-- What needs to be done --
All of the records listed below should be retyped exactly.

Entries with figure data
§ §

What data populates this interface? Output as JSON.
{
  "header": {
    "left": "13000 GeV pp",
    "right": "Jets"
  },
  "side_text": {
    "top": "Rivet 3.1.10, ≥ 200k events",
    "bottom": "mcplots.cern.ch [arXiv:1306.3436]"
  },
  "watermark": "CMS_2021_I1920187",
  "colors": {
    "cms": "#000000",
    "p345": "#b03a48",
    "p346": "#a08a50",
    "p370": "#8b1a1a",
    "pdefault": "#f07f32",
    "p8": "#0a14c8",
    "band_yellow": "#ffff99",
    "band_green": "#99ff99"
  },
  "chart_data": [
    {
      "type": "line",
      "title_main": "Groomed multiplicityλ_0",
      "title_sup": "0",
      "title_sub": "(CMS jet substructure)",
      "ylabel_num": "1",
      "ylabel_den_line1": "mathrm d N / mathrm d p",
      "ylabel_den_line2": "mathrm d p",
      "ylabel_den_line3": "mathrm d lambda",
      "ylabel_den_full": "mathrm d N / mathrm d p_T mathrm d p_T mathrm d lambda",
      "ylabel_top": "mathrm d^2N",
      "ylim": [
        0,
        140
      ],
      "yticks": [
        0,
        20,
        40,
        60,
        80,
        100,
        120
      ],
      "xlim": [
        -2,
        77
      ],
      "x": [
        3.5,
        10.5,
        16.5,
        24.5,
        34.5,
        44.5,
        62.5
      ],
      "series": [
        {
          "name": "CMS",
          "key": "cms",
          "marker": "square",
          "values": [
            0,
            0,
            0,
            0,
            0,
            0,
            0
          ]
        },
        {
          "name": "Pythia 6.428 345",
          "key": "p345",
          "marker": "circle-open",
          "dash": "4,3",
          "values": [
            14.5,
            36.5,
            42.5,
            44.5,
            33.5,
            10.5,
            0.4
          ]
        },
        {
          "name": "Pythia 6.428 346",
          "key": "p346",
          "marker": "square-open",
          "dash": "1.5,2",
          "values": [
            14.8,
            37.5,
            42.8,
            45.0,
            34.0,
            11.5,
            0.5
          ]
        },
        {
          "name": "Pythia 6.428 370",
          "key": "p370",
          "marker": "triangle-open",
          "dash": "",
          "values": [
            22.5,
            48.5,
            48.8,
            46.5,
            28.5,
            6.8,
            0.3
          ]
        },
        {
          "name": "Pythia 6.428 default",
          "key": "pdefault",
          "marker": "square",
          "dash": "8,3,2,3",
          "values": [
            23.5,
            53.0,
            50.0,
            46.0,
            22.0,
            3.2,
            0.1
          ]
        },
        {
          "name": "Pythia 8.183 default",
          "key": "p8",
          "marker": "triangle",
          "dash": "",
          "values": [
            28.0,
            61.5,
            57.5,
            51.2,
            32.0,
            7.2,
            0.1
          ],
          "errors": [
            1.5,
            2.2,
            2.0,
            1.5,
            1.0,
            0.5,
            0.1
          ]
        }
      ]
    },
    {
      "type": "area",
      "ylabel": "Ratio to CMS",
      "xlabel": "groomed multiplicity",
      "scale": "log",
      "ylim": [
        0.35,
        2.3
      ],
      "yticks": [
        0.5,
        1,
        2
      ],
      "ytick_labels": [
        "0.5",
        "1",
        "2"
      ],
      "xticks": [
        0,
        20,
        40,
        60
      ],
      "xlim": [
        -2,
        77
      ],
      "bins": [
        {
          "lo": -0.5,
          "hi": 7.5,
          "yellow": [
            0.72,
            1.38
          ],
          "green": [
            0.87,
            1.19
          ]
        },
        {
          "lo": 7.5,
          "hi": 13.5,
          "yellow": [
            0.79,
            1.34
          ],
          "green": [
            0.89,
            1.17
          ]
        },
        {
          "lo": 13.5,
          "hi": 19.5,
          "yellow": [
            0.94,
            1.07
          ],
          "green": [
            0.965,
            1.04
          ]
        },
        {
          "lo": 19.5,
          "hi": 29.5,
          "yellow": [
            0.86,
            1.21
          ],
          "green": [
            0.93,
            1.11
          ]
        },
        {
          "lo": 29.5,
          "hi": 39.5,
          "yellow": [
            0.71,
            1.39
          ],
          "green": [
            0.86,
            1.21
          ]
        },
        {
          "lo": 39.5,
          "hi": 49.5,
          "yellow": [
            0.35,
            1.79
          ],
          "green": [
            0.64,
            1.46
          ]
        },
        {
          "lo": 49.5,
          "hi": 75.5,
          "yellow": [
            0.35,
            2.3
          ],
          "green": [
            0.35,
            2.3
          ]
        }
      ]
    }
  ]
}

§ §

-- Answer to the task --
What data populates this interface? Output as JSON.
{
  "header": {
    "left": "13000 GeV pp",
    "right": "Jets"
  },
  "side_text": {
    "top": "Rivet 3.1.10, ≥ 200k events",
    "bottom": "mcplots.cern.ch [arXiv:1306.3436]"
  },
  "watermark": "CMS_2021_I1920187",
  "colors": {
    "cms": "#000000",
    "p345": "#b03a48",
    "p346": "#a08a50",
    "p370": "#8b1a1a",
    "pdefault": "#f07f32",
    "p8": "#0a14c8",
    "band_yellow": "#ffff99",
    "band_green": "#99ff99"
  },
  "chart_data": [
    {
      "type": "line",
      "title_main": "Groomed multiplicityλ_0",
      "title_sup": "0",
      "title_sub": "(CMS jet substructure)",
      "ylabel_num": "1",
      "ylabel_den_line1": "mathrm d N / mathrm d p",
      "ylabel_den_line2": "mathrm d p",
      "ylabel_den_line3": "mathrm d lambda",
      "ylabel_den_full": "mathrm d N / mathrm d p_T mathrm d p_T mathrm d lambda",
      "ylabel_top": "mathrm d^2N",
      "ylim": [
        0,
        140
      ],
      "yticks": [
        0,
        20,
        40,
        60,
        80,
        100,
        120
      ],
      "xlim": [
        -2,
        77
      ],
      "x": [
        3.5,
        10.5,
        16.5,
        24.5,
        34.5,
        44.5,
        62.5
      ],
      "series": [
        {
          "name": "CMS",
          "key": "cms",
          "marker": "square",
          "values": [
            0,
            0,
            0,
            0,
            0,
            0,
            0
          ]
        },
        {
          "name": "Pythia 6.428 345",
          "key": "p345",
          "marker": "circle-open",
          "dash": "4,3",
          "values": [
            14.5,
            36.5,
            42.5,
            44.5,
            33.5,
            10.5,
            0.4
          ]
        },
        {
          "name": "Pythia 6.428 346",
          "key": "p346",
          "marker": "square-open",
          "dash": "1.5,2",
          "values": [
            14.8,
            37.5,
            42.8,
            45.0,
            34.0,
            11.5,
            0.5
          ]
        },
        {
          "name": "Pythia 6.428 370",
          "key": "p370",
          "marker": "triangle-open",
          "dash": "",
          "values": [
            22.5,
            48.5,
            48.8,
            46.5,
            28.5,
            6.8,
            0.3
          ]
        },
        {
          "name": "Pythia 6.428 default",
          "key": "pdefault",
          "marker": "square",
          "dash": "8,3,2,3",
          "values": [
            23.5,
            53.0,
            50.0,
            46.0,
            22.0,
            3.2,
            0.1
          ]
        },
        {
          "name": "Pythia 8.183 default",
          "key": "p8",
          "marker": "triangle",
          "dash": "",
          "values": [
            28.0,
            61.5,
            57.5,
            51.2,
            32.0,
            7.2,
            0.1
          ],
          "errors": [
            1.5,
            2.2,
            2.0,
            1.5,
            1.0,
            0.5,
            0.1
          ]
        }
      ]
    },
    {
      "type": "area",
      "ylabel": "Ratio to CMS",
      "xlabel": "groomed multiplicity",
      "scale": "log",
      "ylim": [
        0.35,
        2.3
      ],
      "yticks": [
        0.5,
        1,
        2
      ],
      "ytick_labels": [
        "0.5",
        "1",
        "2"
      ],
      "xticks": [
        0,
        20,
        40,
        60
      ],
      "xlim": [
        -2,
        77
      ],
      "bins": [
        {
          "lo": -0.5,
          "hi": 7.5,
          "yellow": [
            0.72,
            1.38
          ],
          "green": [
            0.87,
            1.19
          ]
        },
        {
          "lo": 7.5,
          "hi": 13.5,
          "yellow": [
            0.79,
            1.34
          ],
          "green": [
            0.89,
            1.17
          ]
        },
        {
          "lo": 13.5,
          "hi": 19.5,
          "yellow": [
            0.94,
            1.07
          ],
          "green": [
            0.965,
            1.04
          ]
        },
        {
          "lo": 19.5,
          "hi": 29.5,
          "yellow": [
            0.86,
            1.21
          ],
          "green": [
            0.93,
            1.11
          ]
        },
        {
          "lo": 29.5,
          "hi": 39.5,
          "yellow": [
            0.71,
            1.39
          ],
          "green": [
            0.86,
            1.21
          ]
        },
        {
          "lo": 39.5,
          "hi": 49.5,
          "yellow": [
            0.35,
            1.79
          ],
          "green": [
            0.64,
            1.46
          ]
        },
        {
          "lo": 49.5,
          "hi": 75.5,
          "yellow": [
            0.35,
            2.3
          ],
          "green": [
            0.35,
            2.3
          ]
        }
      ]
    }
  ]
}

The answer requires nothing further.